>> BEGIN Records to use

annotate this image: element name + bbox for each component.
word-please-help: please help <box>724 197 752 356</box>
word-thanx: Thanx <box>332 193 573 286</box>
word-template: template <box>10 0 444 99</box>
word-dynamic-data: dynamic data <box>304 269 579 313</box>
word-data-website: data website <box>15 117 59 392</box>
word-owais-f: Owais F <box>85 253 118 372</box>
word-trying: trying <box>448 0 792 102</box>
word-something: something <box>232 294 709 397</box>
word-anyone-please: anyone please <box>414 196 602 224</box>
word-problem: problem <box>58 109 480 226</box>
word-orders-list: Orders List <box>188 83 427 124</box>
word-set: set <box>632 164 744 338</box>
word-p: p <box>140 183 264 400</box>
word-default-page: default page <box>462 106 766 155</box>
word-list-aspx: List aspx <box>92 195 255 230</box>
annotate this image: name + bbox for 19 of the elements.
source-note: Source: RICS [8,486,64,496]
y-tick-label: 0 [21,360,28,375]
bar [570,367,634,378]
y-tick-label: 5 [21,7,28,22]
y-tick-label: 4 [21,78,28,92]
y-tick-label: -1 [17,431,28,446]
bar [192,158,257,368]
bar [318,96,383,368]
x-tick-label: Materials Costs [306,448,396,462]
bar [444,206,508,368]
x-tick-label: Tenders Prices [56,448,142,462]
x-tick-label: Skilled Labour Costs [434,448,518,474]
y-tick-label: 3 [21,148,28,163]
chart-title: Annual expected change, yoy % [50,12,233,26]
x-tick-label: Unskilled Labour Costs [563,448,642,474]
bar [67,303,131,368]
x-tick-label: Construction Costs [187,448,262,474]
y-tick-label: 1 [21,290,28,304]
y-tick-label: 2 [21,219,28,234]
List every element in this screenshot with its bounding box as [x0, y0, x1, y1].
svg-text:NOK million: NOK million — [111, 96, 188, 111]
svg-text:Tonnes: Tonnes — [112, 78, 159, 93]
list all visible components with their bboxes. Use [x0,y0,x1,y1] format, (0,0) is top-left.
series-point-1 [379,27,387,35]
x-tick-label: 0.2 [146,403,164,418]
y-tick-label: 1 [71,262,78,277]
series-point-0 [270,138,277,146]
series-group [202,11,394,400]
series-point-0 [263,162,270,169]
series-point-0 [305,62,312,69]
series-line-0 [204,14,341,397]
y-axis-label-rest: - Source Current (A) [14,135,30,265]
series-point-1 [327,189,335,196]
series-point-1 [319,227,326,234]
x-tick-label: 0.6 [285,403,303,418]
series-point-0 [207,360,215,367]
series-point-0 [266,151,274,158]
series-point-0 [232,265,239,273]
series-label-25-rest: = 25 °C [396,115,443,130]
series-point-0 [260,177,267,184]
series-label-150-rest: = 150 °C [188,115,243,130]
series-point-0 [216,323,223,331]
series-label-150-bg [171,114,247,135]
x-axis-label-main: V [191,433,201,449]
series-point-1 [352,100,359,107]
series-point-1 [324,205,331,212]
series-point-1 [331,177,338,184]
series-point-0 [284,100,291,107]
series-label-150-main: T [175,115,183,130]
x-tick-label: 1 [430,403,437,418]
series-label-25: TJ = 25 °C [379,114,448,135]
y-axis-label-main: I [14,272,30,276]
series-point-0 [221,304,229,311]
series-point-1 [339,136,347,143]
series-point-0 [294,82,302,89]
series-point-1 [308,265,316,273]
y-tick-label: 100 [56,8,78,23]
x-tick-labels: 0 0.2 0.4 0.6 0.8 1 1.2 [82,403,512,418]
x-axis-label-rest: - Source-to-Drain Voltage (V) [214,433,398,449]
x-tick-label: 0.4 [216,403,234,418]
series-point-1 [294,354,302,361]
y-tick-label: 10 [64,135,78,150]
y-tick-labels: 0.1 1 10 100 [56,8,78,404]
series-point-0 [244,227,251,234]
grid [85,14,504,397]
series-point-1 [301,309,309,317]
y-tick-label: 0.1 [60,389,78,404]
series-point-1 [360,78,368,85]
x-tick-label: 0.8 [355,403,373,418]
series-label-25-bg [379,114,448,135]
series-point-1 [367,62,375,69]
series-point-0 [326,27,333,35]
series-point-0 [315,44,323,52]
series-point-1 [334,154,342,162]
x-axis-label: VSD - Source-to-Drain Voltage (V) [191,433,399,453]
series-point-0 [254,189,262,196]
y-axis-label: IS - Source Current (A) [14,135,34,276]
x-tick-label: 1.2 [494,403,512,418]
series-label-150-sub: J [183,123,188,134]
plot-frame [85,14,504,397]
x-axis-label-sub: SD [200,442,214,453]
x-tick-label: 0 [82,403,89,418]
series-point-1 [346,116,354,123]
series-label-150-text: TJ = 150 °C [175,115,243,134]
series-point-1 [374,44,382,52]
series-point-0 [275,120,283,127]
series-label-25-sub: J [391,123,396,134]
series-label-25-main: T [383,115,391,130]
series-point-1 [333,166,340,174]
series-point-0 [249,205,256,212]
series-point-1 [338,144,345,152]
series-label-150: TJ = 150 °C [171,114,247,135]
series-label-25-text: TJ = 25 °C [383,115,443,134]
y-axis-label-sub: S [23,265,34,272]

>> END Records to use

- **Task instructions**: Quote the rows verbatim, beginning with the first row and ending after the row that contains "x-tick-label: 0.6 [285,403,303,418]".

- **The response**:
annotate this image: element name + bbox for each component.
word-please-help: please help <box>724 197 752 356</box>
word-thanx: Thanx <box>332 193 573 286</box>
word-template: template <box>10 0 444 99</box>
word-dynamic-data: dynamic data <box>304 269 579 313</box>
word-data-website: data website <box>15 117 59 392</box>
word-owais-f: Owais F <box>85 253 118 372</box>
word-trying: trying <box>448 0 792 102</box>
word-something: something <box>232 294 709 397</box>
word-anyone-please: anyone please <box>414 196 602 224</box>
word-problem: problem <box>58 109 480 226</box>
word-orders-list: Orders List <box>188 83 427 124</box>
word-set: set <box>632 164 744 338</box>
word-p: p <box>140 183 264 400</box>
word-default-page: default page <box>462 106 766 155</box>
word-list-aspx: List aspx <box>92 195 255 230</box>
annotate this image: name + bbox for 19 of the elements.
source-note: Source: RICS [8,486,64,496]
y-tick-label: 0 [21,360,28,375]
bar [570,367,634,378]
y-tick-label: 5 [21,7,28,22]
y-tick-label: 4 [21,78,28,92]
y-tick-label: -1 [17,431,28,446]
bar [192,158,257,368]
bar [318,96,383,368]
x-tick-label: Materials Costs [306,448,396,462]
bar [444,206,508,368]
x-tick-label: Tenders Prices [56,448,142,462]
x-tick-label: Skilled Labour Costs [434,448,518,474]
y-tick-label: 3 [21,148,28,163]
chart-title: Annual expected change, yoy % [50,12,233,26]
x-tick-label: Unskilled Labour Costs [563,448,642,474]
bar [67,303,131,368]
x-tick-label: Construction Costs [187,448,262,474]
y-tick-label: 1 [21,290,28,304]
y-tick-label: 2 [21,219,28,234]
List every element in this screenshot with its bounding box as [x0, y0, x1, y1].
svg-text:NOK million: NOK million — [111, 96, 188, 111]
svg-text:Tonnes: Tonnes — [112, 78, 159, 93]
list all visible components with their bboxes. Use [x0,y0,x1,y1] format, (0,0) is top-left.
series-point-1 [379,27,387,35]
x-tick-label: 0.2 [146,403,164,418]
y-tick-label: 1 [71,262,78,277]
series-point-0 [270,138,277,146]
series-group [202,11,394,400]
series-point-0 [263,162,270,169]
series-point-0 [305,62,312,69]
series-line-0 [204,14,341,397]
y-axis-label-rest: - Source Current (A) [14,135,30,265]
series-point-1 [327,189,335,196]
series-point-1 [319,227,326,234]
x-tick-label: 0.6 [285,403,303,418]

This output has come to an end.